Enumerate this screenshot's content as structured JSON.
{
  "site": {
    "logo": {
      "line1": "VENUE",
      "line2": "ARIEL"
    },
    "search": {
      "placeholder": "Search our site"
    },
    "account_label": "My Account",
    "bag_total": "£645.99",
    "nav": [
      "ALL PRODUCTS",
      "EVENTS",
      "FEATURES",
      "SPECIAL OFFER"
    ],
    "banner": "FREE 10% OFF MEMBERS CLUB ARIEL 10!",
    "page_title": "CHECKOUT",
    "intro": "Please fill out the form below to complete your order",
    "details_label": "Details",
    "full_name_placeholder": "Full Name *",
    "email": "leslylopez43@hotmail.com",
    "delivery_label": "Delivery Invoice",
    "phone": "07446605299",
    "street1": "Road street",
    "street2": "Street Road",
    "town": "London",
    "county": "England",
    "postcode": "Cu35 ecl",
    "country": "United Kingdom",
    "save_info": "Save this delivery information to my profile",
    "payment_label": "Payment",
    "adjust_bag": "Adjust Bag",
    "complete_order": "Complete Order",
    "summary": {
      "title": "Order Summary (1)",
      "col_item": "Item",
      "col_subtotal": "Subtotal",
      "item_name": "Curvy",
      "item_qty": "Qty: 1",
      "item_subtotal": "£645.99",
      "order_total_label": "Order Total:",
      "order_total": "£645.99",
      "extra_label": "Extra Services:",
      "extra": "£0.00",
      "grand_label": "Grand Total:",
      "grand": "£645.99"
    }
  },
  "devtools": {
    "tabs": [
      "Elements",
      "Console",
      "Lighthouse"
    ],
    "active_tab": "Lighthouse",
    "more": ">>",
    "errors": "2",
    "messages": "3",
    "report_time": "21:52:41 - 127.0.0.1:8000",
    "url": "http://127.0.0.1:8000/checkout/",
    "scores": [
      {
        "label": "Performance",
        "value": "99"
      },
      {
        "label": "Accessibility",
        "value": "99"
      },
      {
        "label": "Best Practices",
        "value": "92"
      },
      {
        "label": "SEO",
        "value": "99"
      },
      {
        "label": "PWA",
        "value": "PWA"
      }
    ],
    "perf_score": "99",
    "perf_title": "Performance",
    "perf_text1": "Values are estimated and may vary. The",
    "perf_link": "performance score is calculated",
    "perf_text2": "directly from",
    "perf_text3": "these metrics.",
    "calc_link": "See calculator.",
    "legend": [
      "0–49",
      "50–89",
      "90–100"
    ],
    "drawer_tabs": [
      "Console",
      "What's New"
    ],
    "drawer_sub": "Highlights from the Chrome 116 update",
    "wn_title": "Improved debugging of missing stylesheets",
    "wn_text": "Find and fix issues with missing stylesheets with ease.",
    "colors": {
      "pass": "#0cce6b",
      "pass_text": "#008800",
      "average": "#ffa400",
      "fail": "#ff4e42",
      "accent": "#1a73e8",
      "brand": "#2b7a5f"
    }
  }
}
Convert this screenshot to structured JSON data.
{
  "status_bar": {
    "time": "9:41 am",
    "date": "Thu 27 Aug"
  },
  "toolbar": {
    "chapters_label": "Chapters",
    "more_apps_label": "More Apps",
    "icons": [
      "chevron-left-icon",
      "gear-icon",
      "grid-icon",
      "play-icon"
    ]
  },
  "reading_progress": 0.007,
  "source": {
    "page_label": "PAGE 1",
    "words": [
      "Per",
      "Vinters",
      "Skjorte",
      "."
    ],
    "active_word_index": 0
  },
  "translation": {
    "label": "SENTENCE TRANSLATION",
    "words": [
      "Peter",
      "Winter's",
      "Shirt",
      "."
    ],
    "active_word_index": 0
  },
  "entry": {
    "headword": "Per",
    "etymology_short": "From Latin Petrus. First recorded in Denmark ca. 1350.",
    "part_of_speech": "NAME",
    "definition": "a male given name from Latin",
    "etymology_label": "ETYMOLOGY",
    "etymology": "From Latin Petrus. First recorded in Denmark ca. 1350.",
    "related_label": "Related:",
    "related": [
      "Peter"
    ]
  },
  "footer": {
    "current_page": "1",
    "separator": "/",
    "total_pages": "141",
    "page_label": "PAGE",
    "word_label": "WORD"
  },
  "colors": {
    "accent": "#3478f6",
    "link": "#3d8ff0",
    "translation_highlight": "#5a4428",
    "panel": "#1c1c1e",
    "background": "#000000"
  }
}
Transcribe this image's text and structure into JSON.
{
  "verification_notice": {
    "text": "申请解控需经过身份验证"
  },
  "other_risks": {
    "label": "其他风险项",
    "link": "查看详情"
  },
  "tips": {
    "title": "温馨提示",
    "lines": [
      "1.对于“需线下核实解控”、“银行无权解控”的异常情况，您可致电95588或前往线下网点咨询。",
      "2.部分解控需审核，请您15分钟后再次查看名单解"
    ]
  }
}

________________

THE TASK:
Repeat word for word every line from the one that holds "Convert this screenshot" to the end. Both ends count.

FINAL RESULT:
Convert this screenshot to structured JSON data.
{
  "status_bar": {
    "time": "9:41 am",
    "date": "Thu 27 Aug"
  },
  "toolbar": {
    "chapters_label": "Chapters",
    "more_apps_label": "More Apps",
    "icons": [
      "chevron-left-icon",
      "gear-icon",
      "grid-icon",
      "play-icon"
    ]
  },
  "reading_progress": 0.007,
  "source": {
    "page_label": "PAGE 1",
    "words": [
      "Per",
      "Vinters",
      "Skjorte",
      "."
    ],
    "active_word_index": 0
  },
  "translation": {
    "label": "SENTENCE TRANSLATION",
    "words": [
      "Peter",
      "Winter's",
      "Shirt",
      "."
    ],
    "active_word_index": 0
  },
  "entry": {
    "headword": "Per",
    "etymology_short": "From Latin Petrus. First recorded in Denmark ca. 1350.",
    "part_of_speech": "NAME",
    "definition": "a male given name from Latin",
    "etymology_label": "ETYMOLOGY",
    "etymology": "From Latin Petrus. First recorded in Denmark ca. 1350.",
    "related_label": "Related:",
    "related": [
      "Peter"
    ]
  },
  "footer": {
    "current_page": "1",
    "separator": "/",
    "total_pages": "141",
    "page_label": "PAGE",
    "word_label": "WORD"
  },
  "colors": {
    "accent": "#3478f6",
    "link": "#3d8ff0",
    "translation_highlight": "#5a4428",
    "panel": "#1c1c1e",
    "background": "#000000"
  }
}
Transcribe this image's text and structure into JSON.
{
  "verification_notice": {
    "text": "申请解控需经过身份验证"
  },
  "other_risks": {
    "label": "其他风险项",
    "link": "查看详情"
  },
  "tips": {
    "title": "温馨提示",
    "lines": [
      "1.对于“需线下核实解控”、“银行无权解控”的异常情况，您可致电95588或前往线下网点咨询。",
      "2.部分解控需审核，请您15分钟后再次查看名单解"
    ]
  }
}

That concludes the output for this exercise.